_Written exercise_.
For each line of the data below that holds "ICSD", copy the line.

_Dataset rows_.
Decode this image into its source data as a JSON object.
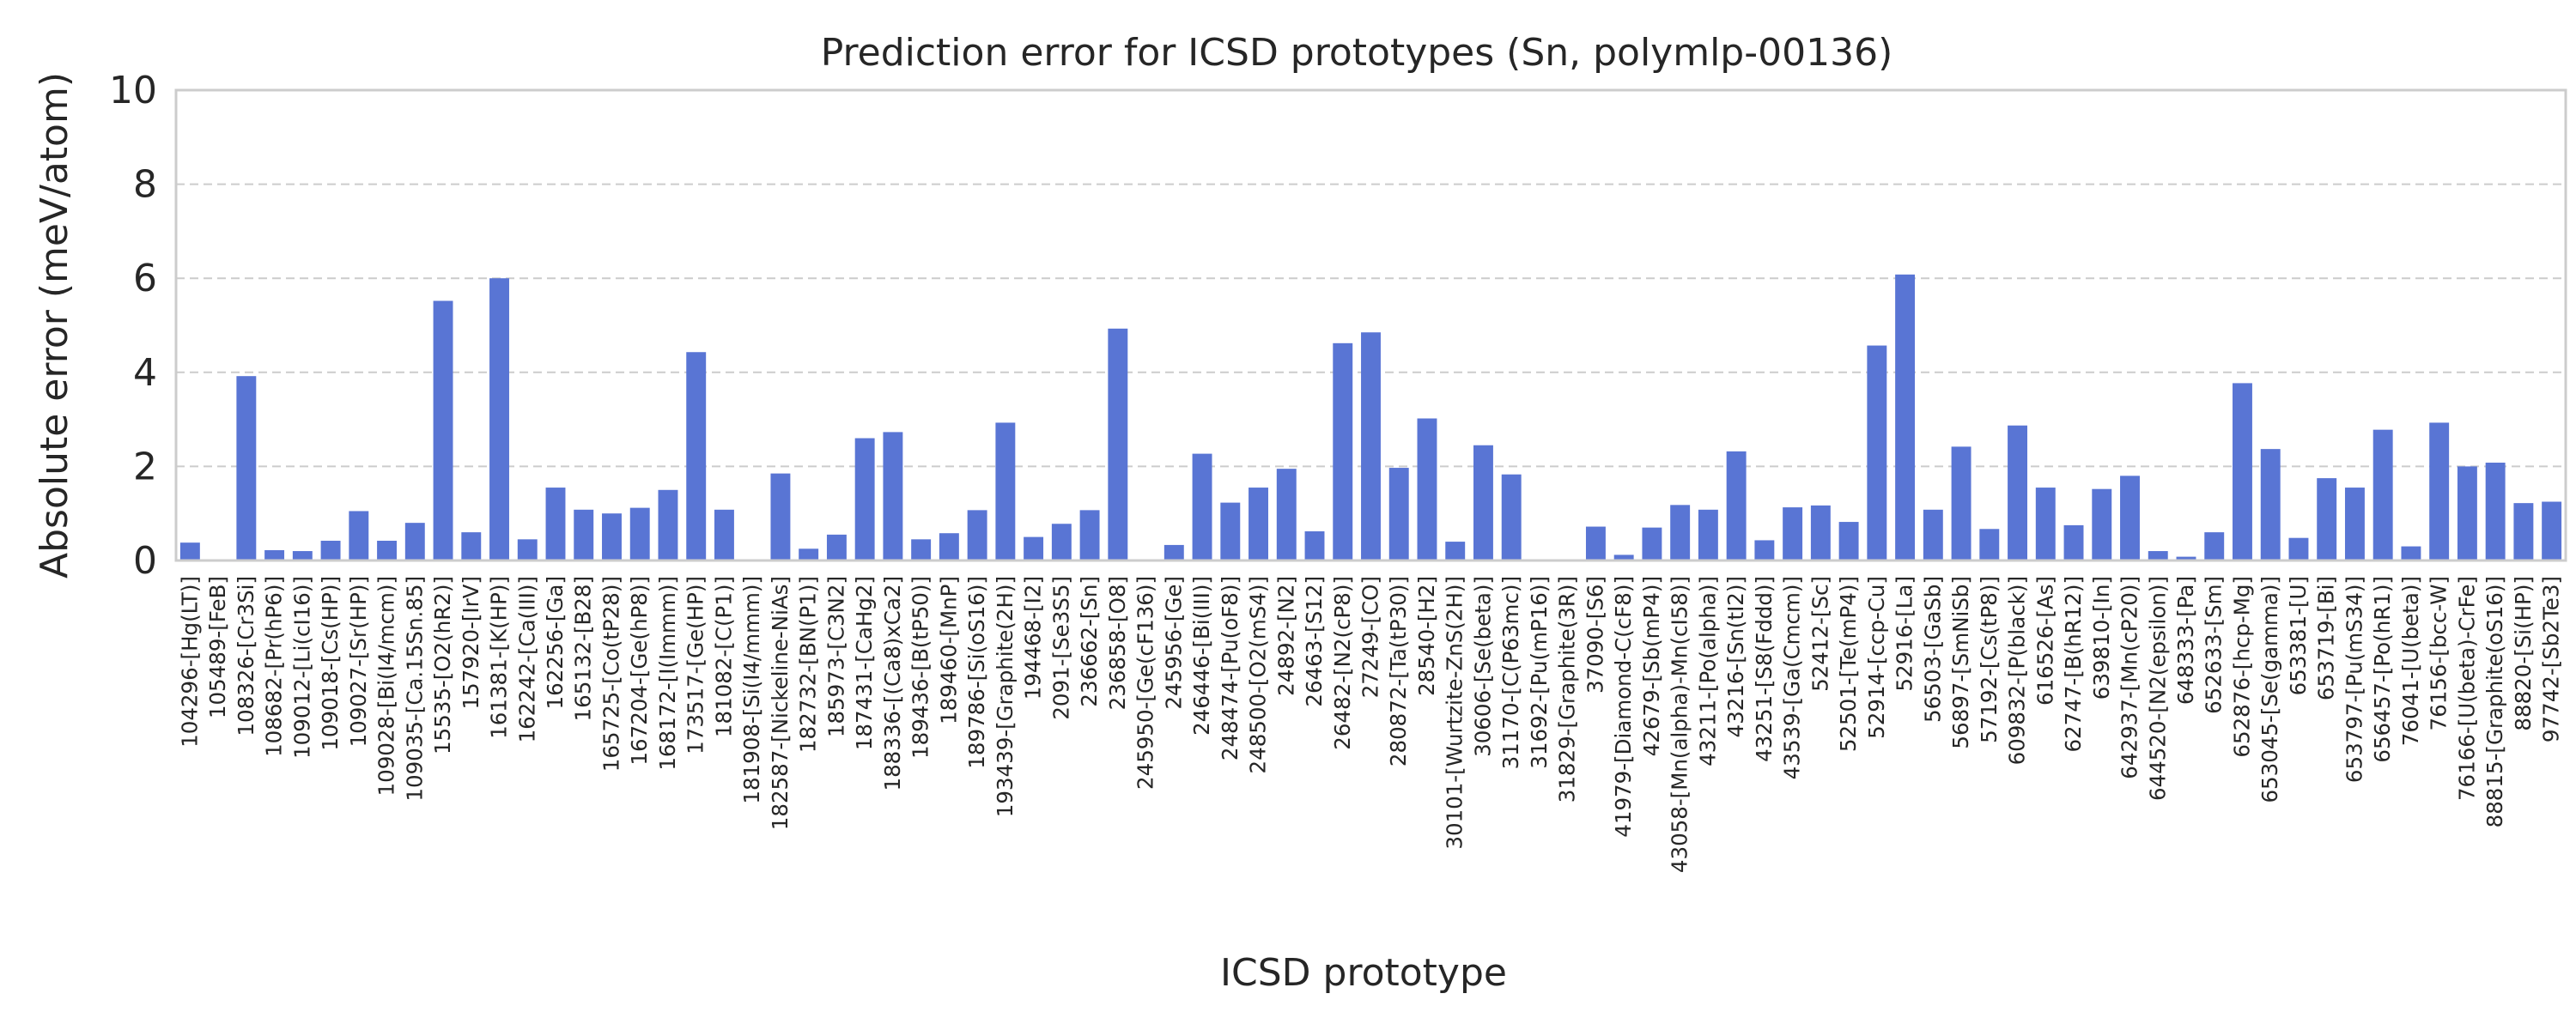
{
  "chart_data": {
    "type": "bar",
    "title": "Prediction error for ICSD prototypes (Sn, polymlp-00136)",
    "xlabel": "ICSD prototype",
    "ylabel": "Absolute error (meV/atom)",
    "ylim": [
      0,
      10
    ],
    "yticks": [
      "0",
      "2",
      "4",
      "6",
      "8",
      "10"
    ],
    "grid": true,
    "bar_color": "#5975d4",
    "grid_color": "#cccccc",
    "categories": [
      "104296-[Hg(LT)]",
      "105489-[FeB]",
      "108326-[Cr3Si]",
      "108682-[Pr(hP6)]",
      "109012-[Li(cI16)]",
      "109018-[Cs(HP)]",
      "109027-[Sr(HP)]",
      "109028-[Bi(I4/mcm)]",
      "109035-[Ca.15Sn.85]",
      "15535-[O2(hR2)]",
      "157920-[IrV]",
      "161381-[K(HP)]",
      "162242-[Ca(III)]",
      "162256-[Ga]",
      "165132-[B28]",
      "165725-[Co(tP28)]",
      "167204-[Ge(hP8)]",
      "168172-[I(Immm)]",
      "173517-[Ge(HP)]",
      "181082-[C(P1)]",
      "181908-[Si(I4/mmm)]",
      "182587-[Nickeline-NiAs]",
      "182732-[BN(P1)]",
      "185973-[C3N2]",
      "187431-[CaHg2]",
      "188336-[(Ca8)xCa2]",
      "189436-[B(tP50)]",
      "189460-[MnP]",
      "189786-[Si(oS16)]",
      "193439-[Graphite(2H)]",
      "194468-[I2]",
      "2091-[Se3S5]",
      "236662-[Sn]",
      "236858-[O8]",
      "245950-[Ge(cF136)]",
      "245956-[Ge]",
      "246446-[Bi(III)]",
      "248474-[Pu(oF8)]",
      "248500-[O2(mS4)]",
      "24892-[N2]",
      "26463-[S12]",
      "26482-[N2(cP8)]",
      "27249-[CO]",
      "280872-[Ta(tP30)]",
      "28540-[H2]",
      "30101-[Wurtzite-ZnS(2H)]",
      "30606-[Se(beta)]",
      "31170-[C(P63mc)]",
      "31692-[Pu(mP16)]",
      "31829-[Graphite(3R)]",
      "37090-[S6]",
      "41979-[Diamond-C(cF8)]",
      "42679-[Sb(mP4)]",
      "43058-[Mn(alpha)-Mn(cI58)]",
      "43211-[Po(alpha)]",
      "43216-[Sn(tI2)]",
      "43251-[S8(Fddd)]",
      "43539-[Ga(Cmcm)]",
      "52412-[Sc]",
      "52501-[Te(mP4)]",
      "52914-[ccp-Cu]",
      "52916-[La]",
      "56503-[GaSb]",
      "56897-[SmNiSb]",
      "57192-[Cs(tP8)]",
      "609832-[P(black)]",
      "616526-[As]",
      "62747-[B(hR12)]",
      "639810-[In]",
      "642937-[Mn(cP20)]",
      "644520-[N2(epsilon)]",
      "648333-[Pa]",
      "652633-[Sm]",
      "652876-[hcp-Mg]",
      "653045-[Se(gamma)]",
      "653381-[U]",
      "653719-[Bi]",
      "653797-[Pu(mS34)]",
      "656457-[Po(hR1)]",
      "76041-[U(beta)]",
      "76156-[bcc-W]",
      "76166-[U(beta)-CrFe]",
      "88815-[Graphite(oS16)]",
      "88820-[Si(HP)]",
      "97742-[Sb2Te3]"
    ],
    "values": [
      0.38,
      0.0,
      3.92,
      0.22,
      0.2,
      0.42,
      1.05,
      0.42,
      0.8,
      5.52,
      0.6,
      6.0,
      0.45,
      1.55,
      1.08,
      1.0,
      1.12,
      1.5,
      4.43,
      1.08,
      0.0,
      1.85,
      0.25,
      0.55,
      2.6,
      2.73,
      0.45,
      0.58,
      1.07,
      2.93,
      0.5,
      0.78,
      1.07,
      4.93,
      0.0,
      0.33,
      2.27,
      1.23,
      1.55,
      1.95,
      0.62,
      4.62,
      4.85,
      1.97,
      3.02,
      0.4,
      2.45,
      1.83,
      0.0,
      0.0,
      0.72,
      0.12,
      0.7,
      1.18,
      1.08,
      2.32,
      0.43,
      1.13,
      1.17,
      0.82,
      4.57,
      6.08,
      1.08,
      2.42,
      0.67,
      2.87,
      1.55,
      0.75,
      1.52,
      1.8,
      0.2,
      0.08,
      0.6,
      3.77,
      2.37,
      0.48,
      1.75,
      1.55,
      2.78,
      0.3,
      2.93,
      2.0,
      2.08,
      1.22,
      1.25
    ]
  }
}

_Correct result_.
    "title": "Prediction error for ICSD prototypes (Sn, polymlp-00136)",
    "xlabel": "ICSD prototype",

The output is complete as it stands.